**THE TASK:** Write out the data below exactly as given, without any of its pictures.

## START RECORDS FOR THIS TASK

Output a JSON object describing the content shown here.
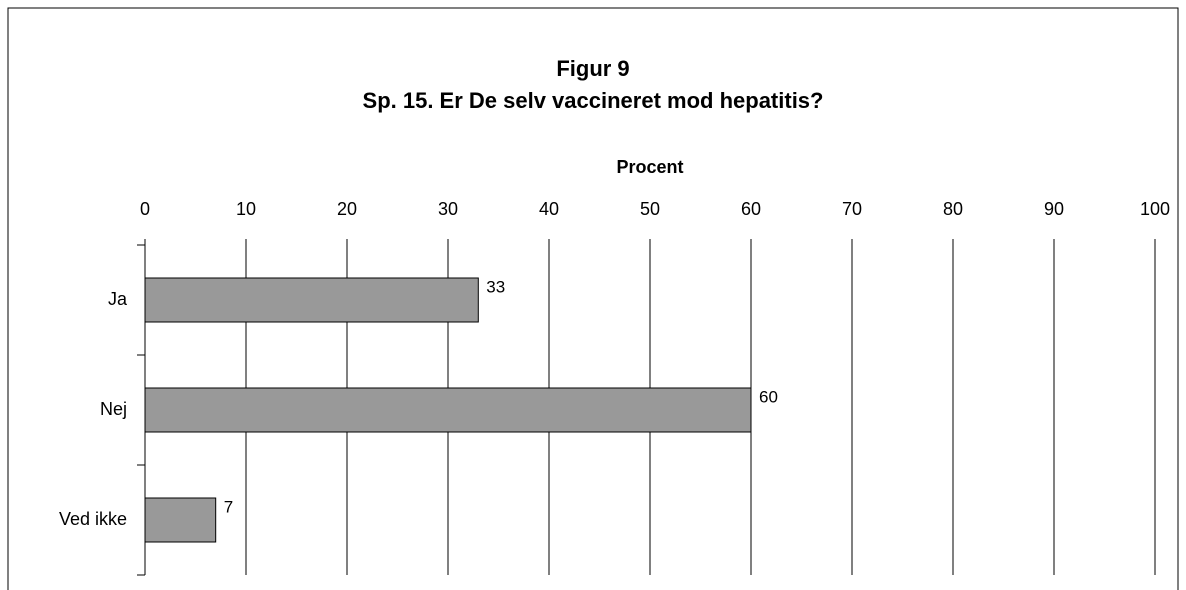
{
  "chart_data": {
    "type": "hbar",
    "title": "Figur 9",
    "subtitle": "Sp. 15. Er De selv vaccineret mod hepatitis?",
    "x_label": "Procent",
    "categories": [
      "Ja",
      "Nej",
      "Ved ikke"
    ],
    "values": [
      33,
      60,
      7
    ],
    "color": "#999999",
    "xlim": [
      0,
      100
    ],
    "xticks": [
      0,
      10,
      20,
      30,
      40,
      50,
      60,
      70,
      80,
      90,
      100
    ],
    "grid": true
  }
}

## END RECORDS FOR THIS TASK

**SOLUTION TO THIS PROBLEM:**
Output a JSON object describing the content shown here.
{
  "chart_data": {
    "type": "hbar",
    "title": "Figur 9",
    "subtitle": "Sp. 15. Er De selv vaccineret mod hepatitis?",
    "x_label": "Procent",
    "categories": [
      "Ja",
      "Nej",
      "Ved ikke"
    ],
    "values": [
      33,
      60,
      7
    ],
    "color": "#999999",
    "xlim": [
      0,
      100
    ],
    "xticks": [
      0,
      10,
      20,
      30,
      40,
      50,
      60,
      70,
      80,
      90,
      100
    ],
    "grid": true
  }
}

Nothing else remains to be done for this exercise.